§ **Instructions to follow**: Your task is to transcribe the records exactly, skipping every image.

Dataset items:
====================
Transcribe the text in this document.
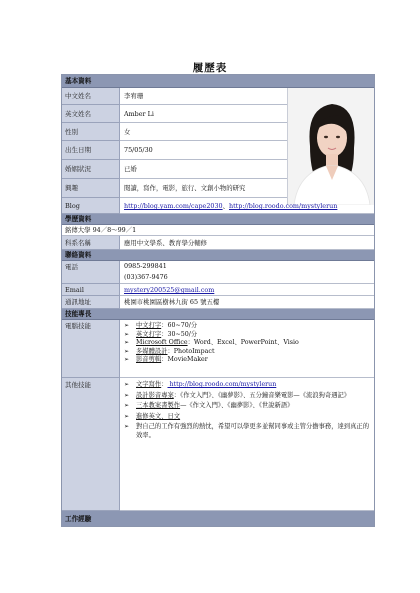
履歷表
基本資料
中文姓名	李宥珊
英文姓名	Amber Li
性別	女
出生日期	75/05/30
婚姻狀況	已婚
興趣	閱讀，寫作，電影，旅行、文創小物的研究
Blog	http://blog.yam.com/cape2030、http://blog.roodo.com/mystylerun
學歷資料
銘傳大學 94／8～99／1
科系名稱	應用中文學系、教育學分輔修
聯絡資料
電話	0985-299841
(03)367-9476
Email	mystery200525@gmail.com
通訊地址	桃園市桃園區樹林九街 65 號五樓
技能專長
電腦技能	➢ 中文打字：60~70/分
➢ 英文打字：30~50/分
➢ Microsoft Office：Word、Excel、PowerPoint、Visio
➢ 多媒體設計：PhotoImpact
➢ 影音剪輯：MovieMaker
其他技能	➢ 文字寫作： http://blog.roodo.com/mystylerun
➢ 設計影音專案：《作文入門》、《幽夢影》、五分鐘音樂電影—《流浪狗奇遇記》
➢ 三本教案書製作—《作文入門》、《幽夢影》、《世說新語》
➢ 進修英文、日文
➢ 對自己的工作有強烈的熱忱，希望可以學更多並幫同事或主管分擔事務，達到真正的效率。
工作經驗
====================
§ **Exercise response**:
Transcribe the text in this document.
履歷表
基本資料
中文姓名	李宥珊
英文姓名	Amber Li
性別	女
出生日期	75/05/30
婚姻狀況	已婚
興趣	閱讀，寫作，電影，旅行、文創小物的研究
Blog	http://blog.yam.com/cape2030、http://blog.roodo.com/mystylerun
學歷資料
銘傳大學 94／8～99／1
科系名稱	應用中文學系、教育學分輔修
聯絡資料
電話	0985-299841
(03)367-9476
Email	mystery200525@gmail.com
通訊地址	桃園市桃園區樹林九街 65 號五樓
技能專長
電腦技能	➢ 中文打字：60~70/分
➢ 英文打字：30~50/分
➢ Microsoft Office：Word、Excel、PowerPoint、Visio
➢ 多媒體設計：PhotoImpact
➢ 影音剪輯：MovieMaker
其他技能	➢ 文字寫作： http://blog.roodo.com/mystylerun
➢ 設計影音專案：《作文入門》、《幽夢影》、五分鐘音樂電影—《流浪狗奇遇記》
➢ 三本教案書製作—《作文入門》、《幽夢影》、《世說新語》
➢ 進修英文、日文
➢ 對自己的工作有強烈的熱忱，希望可以學更多並幫同事或主管分擔事務，達到真正的效率。
工作經驗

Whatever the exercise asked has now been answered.